Written problem ::
Reproduce the listing below exactly, minus its pictures.

────────────────

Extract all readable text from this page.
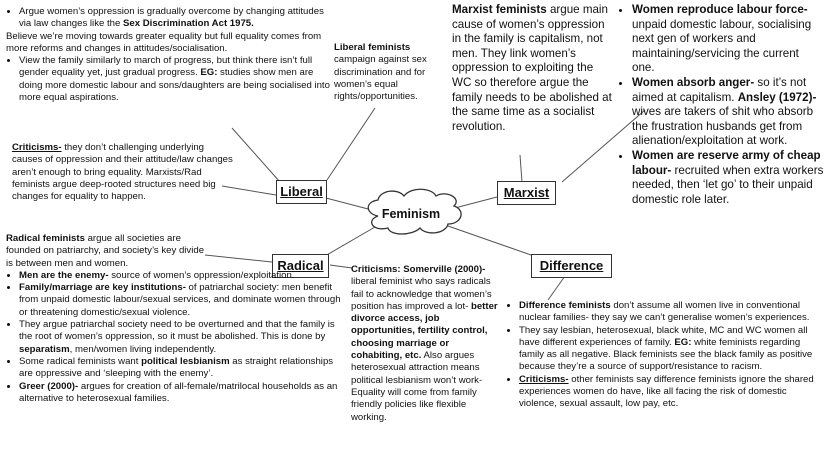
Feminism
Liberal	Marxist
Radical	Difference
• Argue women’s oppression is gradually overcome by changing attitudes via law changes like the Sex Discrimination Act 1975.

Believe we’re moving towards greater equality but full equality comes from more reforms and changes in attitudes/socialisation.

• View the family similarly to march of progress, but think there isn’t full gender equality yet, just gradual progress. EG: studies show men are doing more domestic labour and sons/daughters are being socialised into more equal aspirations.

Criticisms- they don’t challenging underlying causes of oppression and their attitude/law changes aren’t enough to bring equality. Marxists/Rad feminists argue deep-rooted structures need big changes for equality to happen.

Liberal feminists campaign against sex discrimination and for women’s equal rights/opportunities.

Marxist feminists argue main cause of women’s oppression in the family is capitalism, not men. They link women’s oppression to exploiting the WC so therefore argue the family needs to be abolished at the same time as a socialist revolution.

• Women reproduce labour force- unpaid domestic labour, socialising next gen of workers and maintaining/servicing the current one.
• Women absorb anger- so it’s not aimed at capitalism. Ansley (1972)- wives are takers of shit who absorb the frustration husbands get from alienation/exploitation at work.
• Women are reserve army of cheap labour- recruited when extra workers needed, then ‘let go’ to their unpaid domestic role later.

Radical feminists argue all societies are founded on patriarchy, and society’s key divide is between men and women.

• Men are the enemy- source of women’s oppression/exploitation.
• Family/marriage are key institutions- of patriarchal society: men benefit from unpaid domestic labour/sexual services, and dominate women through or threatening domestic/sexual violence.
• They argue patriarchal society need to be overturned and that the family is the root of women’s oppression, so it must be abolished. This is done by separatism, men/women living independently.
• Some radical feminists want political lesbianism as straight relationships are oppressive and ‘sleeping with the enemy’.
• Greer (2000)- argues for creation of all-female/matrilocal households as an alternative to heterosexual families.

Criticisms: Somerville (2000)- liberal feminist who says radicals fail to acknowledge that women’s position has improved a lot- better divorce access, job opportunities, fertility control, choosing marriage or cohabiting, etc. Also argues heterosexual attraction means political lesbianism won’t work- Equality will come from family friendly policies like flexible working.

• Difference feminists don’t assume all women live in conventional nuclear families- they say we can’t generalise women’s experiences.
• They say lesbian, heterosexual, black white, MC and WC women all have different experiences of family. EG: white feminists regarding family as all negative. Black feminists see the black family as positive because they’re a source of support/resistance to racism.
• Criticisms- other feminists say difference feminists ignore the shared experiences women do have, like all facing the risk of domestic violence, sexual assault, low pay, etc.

────────────────

The answer ::
Extract all readable text from this page.
Feminism
Liberal	Marxist
Radical	Difference
• Argue women’s oppression is gradually overcome by changing attitudes via law changes like the Sex Discrimination Act 1975.

Believe we’re moving towards greater equality but full equality comes from more reforms and changes in attitudes/socialisation.

• View the family similarly to march of progress, but think there isn’t full gender equality yet, just gradual progress. EG: studies show men are doing more domestic labour and sons/daughters are being socialised into more equal aspirations.

Criticisms- they don’t challenging underlying causes of oppression and their attitude/law changes aren’t enough to bring equality. Marxists/Rad feminists argue deep-rooted structures need big changes for equality to happen.

Liberal feminists campaign against sex discrimination and for women’s equal rights/opportunities.

Marxist feminists argue main cause of women’s oppression in the family is capitalism, not men. They link women’s oppression to exploiting the WC so therefore argue the family needs to be abolished at the same time as a socialist revolution.

• Women reproduce labour force- unpaid domestic labour, socialising next gen of workers and maintaining/servicing the current one.
• Women absorb anger- so it’s not aimed at capitalism. Ansley (1972)- wives are takers of shit who absorb the frustration husbands get from alienation/exploitation at work.
• Women are reserve army of cheap labour- recruited when extra workers needed, then ‘let go’ to their unpaid domestic role later.

Radical feminists argue all societies are founded on patriarchy, and society’s key divide is between men and women.

• Men are the enemy- source of women’s oppression/exploitation.
• Family/marriage are key institutions- of patriarchal society: men benefit from unpaid domestic labour/sexual services, and dominate women through or threatening domestic/sexual violence.
• They argue patriarchal society need to be overturned and that the family is the root of women’s oppression, so it must be abolished. This is done by separatism, men/women living independently.
• Some radical feminists want political lesbianism as straight relationships are oppressive and ‘sleeping with the enemy’.
• Greer (2000)- argues for creation of all-female/matrilocal households as an alternative to heterosexual families.

Criticisms: Somerville (2000)- liberal feminist who says radicals fail to acknowledge that women’s position has improved a lot- better divorce access, job opportunities, fertility control, choosing marriage or cohabiting, etc. Also argues heterosexual attraction means political lesbianism won’t work- Equality will come from family friendly policies like flexible working.

• Difference feminists don’t assume all women live in conventional nuclear families- they say we can’t generalise women’s experiences.
• They say lesbian, heterosexual, black white, MC and WC women all have different experiences of family. EG: white feminists regarding family as all negative. Black feminists see the black family as positive because they’re a source of support/resistance to racism.
• Criticisms- other feminists say difference feminists ignore the shared experiences women do have, like all facing the risk of domestic violence, sexual assault, low pay, etc.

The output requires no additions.